::: INPUT MATERIAL

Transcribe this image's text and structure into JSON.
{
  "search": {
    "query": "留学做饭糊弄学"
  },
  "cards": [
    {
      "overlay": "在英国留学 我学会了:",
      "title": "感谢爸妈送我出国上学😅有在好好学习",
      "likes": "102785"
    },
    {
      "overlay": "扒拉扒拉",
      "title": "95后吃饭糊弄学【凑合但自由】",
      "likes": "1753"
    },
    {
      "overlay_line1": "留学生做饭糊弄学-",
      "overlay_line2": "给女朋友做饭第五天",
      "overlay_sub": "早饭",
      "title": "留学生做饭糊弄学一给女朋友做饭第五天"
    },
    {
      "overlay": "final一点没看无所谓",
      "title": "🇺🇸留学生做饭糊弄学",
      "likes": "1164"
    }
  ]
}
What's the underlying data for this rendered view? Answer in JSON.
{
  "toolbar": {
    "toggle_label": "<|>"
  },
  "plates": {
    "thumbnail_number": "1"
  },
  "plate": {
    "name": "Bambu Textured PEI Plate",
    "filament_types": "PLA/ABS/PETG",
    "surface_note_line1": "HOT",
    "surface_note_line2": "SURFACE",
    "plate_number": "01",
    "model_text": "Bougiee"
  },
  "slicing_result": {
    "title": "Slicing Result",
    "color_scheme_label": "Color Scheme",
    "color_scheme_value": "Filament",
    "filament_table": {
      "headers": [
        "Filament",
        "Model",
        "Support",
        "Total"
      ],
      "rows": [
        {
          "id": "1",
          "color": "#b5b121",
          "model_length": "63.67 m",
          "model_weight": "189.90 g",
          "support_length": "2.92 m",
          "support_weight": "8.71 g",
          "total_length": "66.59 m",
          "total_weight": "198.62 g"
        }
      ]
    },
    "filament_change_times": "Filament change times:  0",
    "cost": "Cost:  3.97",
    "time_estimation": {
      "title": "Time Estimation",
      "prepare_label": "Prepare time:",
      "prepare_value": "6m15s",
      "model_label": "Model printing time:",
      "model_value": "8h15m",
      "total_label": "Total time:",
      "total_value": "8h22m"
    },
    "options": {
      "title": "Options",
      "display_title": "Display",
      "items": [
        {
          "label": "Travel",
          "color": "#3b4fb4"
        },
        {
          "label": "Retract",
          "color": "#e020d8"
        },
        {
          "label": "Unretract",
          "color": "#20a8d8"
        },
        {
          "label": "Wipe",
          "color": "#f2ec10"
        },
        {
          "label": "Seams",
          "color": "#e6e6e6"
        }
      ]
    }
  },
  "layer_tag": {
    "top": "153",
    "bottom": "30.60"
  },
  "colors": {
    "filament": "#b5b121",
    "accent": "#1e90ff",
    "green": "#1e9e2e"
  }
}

::::::

> [CHALLENGE]: Reproduce the data shown above exactly.

> [WRITTEN REPLY]:
Transcribe this image's text and structure into JSON.
{
  "search": {
    "query": "留学做饭糊弄学"
  },
  "cards": [
    {
      "overlay": "在英国留学 我学会了:",
      "title": "感谢爸妈送我出国上学😅有在好好学习",
      "likes": "102785"
    },
    {
      "overlay": "扒拉扒拉",
      "title": "95后吃饭糊弄学【凑合但自由】",
      "likes": "1753"
    },
    {
      "overlay_line1": "留学生做饭糊弄学-",
      "overlay_line2": "给女朋友做饭第五天",
      "overlay_sub": "早饭",
      "title": "留学生做饭糊弄学一给女朋友做饭第五天"
    },
    {
      "overlay": "final一点没看无所谓",
      "title": "🇺🇸留学生做饭糊弄学",
      "likes": "1164"
    }
  ]
}
What's the underlying data for this rendered view? Answer in JSON.
{
  "toolbar": {
    "toggle_label": "<|>"
  },
  "plates": {
    "thumbnail_number": "1"
  },
  "plate": {
    "name": "Bambu Textured PEI Plate",
    "filament_types": "PLA/ABS/PETG",
    "surface_note_line1": "HOT",
    "surface_note_line2": "SURFACE",
    "plate_number": "01",
    "model_text": "Bougiee"
  },
  "slicing_result": {
    "title": "Slicing Result",
    "color_scheme_label": "Color Scheme",
    "color_scheme_value": "Filament",
    "filament_table": {
      "headers": [
        "Filament",
        "Model",
        "Support",
        "Total"
      ],
      "rows": [
        {
          "id": "1",
          "color": "#b5b121",
          "model_length": "63.67 m",
          "model_weight": "189.90 g",
          "support_length": "2.92 m",
          "support_weight": "8.71 g",
          "total_length": "66.59 m",
          "total_weight": "198.62 g"
        }
      ]
    },
    "filament_change_times": "Filament change times:  0",
    "cost": "Cost:  3.97",
    "time_estimation": {
      "title": "Time Estimation",
      "prepare_label": "Prepare time:",
      "prepare_value": "6m15s",
      "model_label": "Model printing time:",
      "model_value": "8h15m",
      "total_label": "Total time:",
      "total_value": "8h22m"
    },
    "options": {
      "title": "Options",
      "display_title": "Display",
      "items": [
        {
          "label": "Travel",
          "color": "#3b4fb4"
        },
        {
          "label": "Retract",
          "color": "#e020d8"
        },
        {
          "label": "Unretract",
          "color": "#20a8d8"
        },
        {
          "label": "Wipe",
          "color": "#f2ec10"
        },
        {
          "label": "Seams",
          "color": "#e6e6e6"
        }
      ]
    }
  },
  "layer_tag": {
    "top": "153",
    "bottom": "30.60"
  },
  "colors": {
    "filament": "#b5b121",
    "accent": "#1e90ff",
    "green": "#1e9e2e"
  }
}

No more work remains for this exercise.